Recast each line of the data below as a string in a JSON list, one string per line and no blank lines.
-- begin --
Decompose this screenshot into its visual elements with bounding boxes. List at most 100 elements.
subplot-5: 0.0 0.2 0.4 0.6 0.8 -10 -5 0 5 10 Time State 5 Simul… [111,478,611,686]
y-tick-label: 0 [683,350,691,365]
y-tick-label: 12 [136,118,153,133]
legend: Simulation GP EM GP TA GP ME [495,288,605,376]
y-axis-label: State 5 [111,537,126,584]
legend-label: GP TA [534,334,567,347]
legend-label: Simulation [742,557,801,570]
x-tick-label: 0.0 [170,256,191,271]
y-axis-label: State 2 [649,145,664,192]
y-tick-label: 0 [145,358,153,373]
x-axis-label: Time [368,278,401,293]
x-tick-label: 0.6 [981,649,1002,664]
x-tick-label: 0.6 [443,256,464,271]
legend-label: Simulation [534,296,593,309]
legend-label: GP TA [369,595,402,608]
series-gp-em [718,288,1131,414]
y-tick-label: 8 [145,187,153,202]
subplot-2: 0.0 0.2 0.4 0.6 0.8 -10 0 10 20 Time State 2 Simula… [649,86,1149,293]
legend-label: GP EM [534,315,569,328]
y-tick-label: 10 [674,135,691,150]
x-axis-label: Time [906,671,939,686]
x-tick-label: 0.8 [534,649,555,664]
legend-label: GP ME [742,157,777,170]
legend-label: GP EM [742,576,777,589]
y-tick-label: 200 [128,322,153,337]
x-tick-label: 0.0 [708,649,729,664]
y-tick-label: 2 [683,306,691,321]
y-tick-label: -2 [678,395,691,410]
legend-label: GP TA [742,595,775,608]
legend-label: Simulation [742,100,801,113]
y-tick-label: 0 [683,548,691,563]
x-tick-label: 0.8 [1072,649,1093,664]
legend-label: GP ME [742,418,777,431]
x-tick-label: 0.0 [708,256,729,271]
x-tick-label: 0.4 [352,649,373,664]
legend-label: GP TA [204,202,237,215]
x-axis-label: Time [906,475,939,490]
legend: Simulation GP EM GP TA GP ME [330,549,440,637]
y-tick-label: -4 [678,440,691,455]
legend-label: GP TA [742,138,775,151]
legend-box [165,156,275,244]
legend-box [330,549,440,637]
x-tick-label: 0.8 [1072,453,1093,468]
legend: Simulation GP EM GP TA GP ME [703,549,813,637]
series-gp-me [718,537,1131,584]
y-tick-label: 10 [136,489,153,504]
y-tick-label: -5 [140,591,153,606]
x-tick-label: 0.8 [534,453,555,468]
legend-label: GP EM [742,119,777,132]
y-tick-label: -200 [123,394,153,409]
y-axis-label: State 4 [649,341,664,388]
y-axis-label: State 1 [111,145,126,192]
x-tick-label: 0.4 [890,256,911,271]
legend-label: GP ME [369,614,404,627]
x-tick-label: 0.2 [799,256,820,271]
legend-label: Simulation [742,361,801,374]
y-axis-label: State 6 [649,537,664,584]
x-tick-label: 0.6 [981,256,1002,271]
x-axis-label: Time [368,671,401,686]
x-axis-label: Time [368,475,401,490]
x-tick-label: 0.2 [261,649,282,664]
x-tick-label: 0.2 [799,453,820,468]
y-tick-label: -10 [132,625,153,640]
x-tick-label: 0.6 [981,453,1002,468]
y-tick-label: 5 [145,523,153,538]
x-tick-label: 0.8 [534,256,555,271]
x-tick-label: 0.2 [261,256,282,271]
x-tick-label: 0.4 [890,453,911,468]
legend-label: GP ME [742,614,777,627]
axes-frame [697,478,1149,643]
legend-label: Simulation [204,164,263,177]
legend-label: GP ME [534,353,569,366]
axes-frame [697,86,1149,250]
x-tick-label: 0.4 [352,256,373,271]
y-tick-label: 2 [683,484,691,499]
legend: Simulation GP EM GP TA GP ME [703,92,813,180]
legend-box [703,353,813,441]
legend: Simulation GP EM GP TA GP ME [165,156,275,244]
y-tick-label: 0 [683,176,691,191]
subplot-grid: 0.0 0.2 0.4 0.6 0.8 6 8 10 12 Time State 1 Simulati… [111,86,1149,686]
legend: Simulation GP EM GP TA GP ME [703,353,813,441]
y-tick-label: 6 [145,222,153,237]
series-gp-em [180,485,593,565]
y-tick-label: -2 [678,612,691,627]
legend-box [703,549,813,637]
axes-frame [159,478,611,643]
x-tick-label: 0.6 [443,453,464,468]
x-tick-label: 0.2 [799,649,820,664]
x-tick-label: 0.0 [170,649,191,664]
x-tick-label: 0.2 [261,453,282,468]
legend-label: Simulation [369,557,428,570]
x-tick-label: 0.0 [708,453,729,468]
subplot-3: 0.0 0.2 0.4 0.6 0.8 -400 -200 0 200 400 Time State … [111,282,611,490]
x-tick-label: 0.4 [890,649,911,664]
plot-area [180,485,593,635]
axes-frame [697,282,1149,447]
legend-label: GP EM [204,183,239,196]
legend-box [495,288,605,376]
-- end --
_ANSWER TO THE PROBLEM_:
[
  "Decompose this screenshot into its visual elements with bounding boxes. List at most 100 elements.",
  "subplot-5: 0.0 0.2 0.4 0.6 0.8 -10 -5 0 5 10 Time State 5 Simul… [111,478,611,686]",
  "y-tick-label: 0 [683,350,691,365]",
  "y-tick-label: 12 [136,118,153,133]",
  "legend: Simulation GP EM GP TA GP ME [495,288,605,376]",
  "y-axis-label: State 5 [111,537,126,584]",
  "legend-label: GP TA [534,334,567,347]",
  "legend-label: Simulation [742,557,801,570]",
  "x-tick-label: 0.0 [170,256,191,271]",
  "y-axis-label: State 2 [649,145,664,192]",
  "y-tick-label: 0 [145,358,153,373]",
  "x-axis-label: Time [368,278,401,293]",
  "x-tick-label: 0.6 [981,649,1002,664]",
  "x-tick-label: 0.6 [443,256,464,271]",
  "legend-label: Simulation [534,296,593,309]",
  "legend-label: GP TA [369,595,402,608]",
  "series-gp-em [718,288,1131,414]",
  "y-tick-label: 8 [145,187,153,202]",
  "subplot-2: 0.0 0.2 0.4 0.6 0.8 -10 0 10 20 Time State 2 Simula… [649,86,1149,293]",
  "legend-label: GP EM [534,315,569,328]",
  "y-tick-label: 10 [674,135,691,150]",
  "x-axis-label: Time [906,671,939,686]",
  "x-tick-label: 0.8 [534,649,555,664]",
  "legend-label: GP ME [742,157,777,170]",
  "legend-label: GP EM [742,576,777,589]",
  "y-tick-label: 200 [128,322,153,337]",
  "x-tick-label: 0.0 [708,649,729,664]",
  "y-tick-label: 2 [683,306,691,321]",
  "y-tick-label: -2 [678,395,691,410]",
  "legend-label: GP TA [742,595,775,608]",
  "legend-label: Simulation [742,100,801,113]",
  "y-tick-label: 0 [683,548,691,563]",
  "x-tick-label: 0.8 [1072,649,1093,664]",
  "legend-label: GP ME [742,418,777,431]",
  "x-tick-label: 0.0 [708,256,729,271]",
  "x-tick-label: 0.4 [352,649,373,664]",
  "legend-label: GP TA [204,202,237,215]",
  "x-axis-label: Time [906,475,939,490]",
  "legend: Simulation GP EM GP TA GP ME [330,549,440,637]",
  "y-tick-label: -4 [678,440,691,455]",
  "legend-label: GP TA [742,138,775,151]",
  "legend-box [165,156,275,244]",
  "legend-box [330,549,440,637]",
  "x-tick-label: 0.8 [1072,453,1093,468]",
  "legend: Simulation GP EM GP TA GP ME [703,549,813,637]",
  "series-gp-me [718,537,1131,584]",
  "y-tick-label: 10 [136,489,153,504]",
  "y-tick-label: -5 [140,591,153,606]",
  "x-tick-label: 0.8 [534,453,555,468]",
  "legend-label: GP EM [742,119,777,132]",
  "y-tick-label: -200 [123,394,153,409]",
  "y-axis-label: State 4 [649,341,664,388]",
  "y-axis-label: State 1 [111,145,126,192]",
  "x-tick-label: 0.4 [890,256,911,271]",
  "legend-label: GP ME [369,614,404,627]",
  "x-tick-label: 0.2 [799,256,820,271]",
  "legend-label: Simulation [742,361,801,374]",
  "y-axis-label: State 6 [649,537,664,584]",
  "x-tick-label: 0.6 [981,256,1002,271]",
  "x-axis-label: Time [368,671,401,686]",
  "x-axis-label: Time [368,475,401,490]",
  "x-tick-label: 0.2 [261,649,282,664]",
  "x-tick-label: 0.2 [799,453,820,468]",
  "y-tick-label: -10 [132,625,153,640]",
  "x-tick-label: 0.6 [981,453,1002,468]",
  "y-tick-label: 5 [145,523,153,538]",
  "x-tick-label: 0.8 [534,256,555,271]",
  "x-tick-label: 0.2 [261,256,282,271]",
  "x-tick-label: 0.4 [890,453,911,468]",
  "legend-label: GP ME [742,614,777,627]",
  "axes-frame [697,478,1149,643]",
  "legend-label: Simulation [204,164,263,177]",
  "legend-label: GP ME [534,353,569,366]",
  "axes-frame [697,86,1149,250]",
  "x-tick-label: 0.4 [352,256,373,271]",
  "y-tick-label: 2 [683,484,691,499]",
  "legend: Simulation GP EM GP TA GP ME [703,92,813,180]",
  "legend-box [703,353,813,441]",
  "legend: Simulation GP EM GP TA GP ME [165,156,275,244]",
  "y-tick-label: 0 [683,176,691,191]",
  "subplot-grid: 0.0 0.2 0.4 0.6 0.8 6 8 10 12 Time State 1 Simulati… [111,86,1149,686]",
  "legend: Simulation GP EM GP TA GP ME [703,353,813,441]",
  "y-tick-label: 6 [145,222,153,237]",
  "series-gp-em [180,485,593,565]",
  "y-tick-label: -2 [678,612,691,627]",
  "legend-box [703,549,813,637]",
  "axes-frame [159,478,611,643]",
  "x-tick-label: 0.6 [443,453,464,468]",
  "x-tick-label: 0.2 [799,649,820,664]",
  "x-tick-label: 0.0 [170,649,191,664]",
  "x-tick-label: 0.2 [261,453,282,468]",
  "legend-label: Simulation [369,557,428,570]",
  "x-tick-label: 0.0 [708,453,729,468]",
  "subplot-3: 0.0 0.2 0.4 0.6 0.8 -400 -200 0 200 400 Time State … [111,282,611,490]",
  "x-tick-label: 0.4 [890,649,911,664]",
  "plot-area [180,485,593,635]",
  "axes-frame [697,282,1149,447]",
  "legend-label: GP EM [204,183,239,196]",
  "legend-box [495,288,605,376]"
]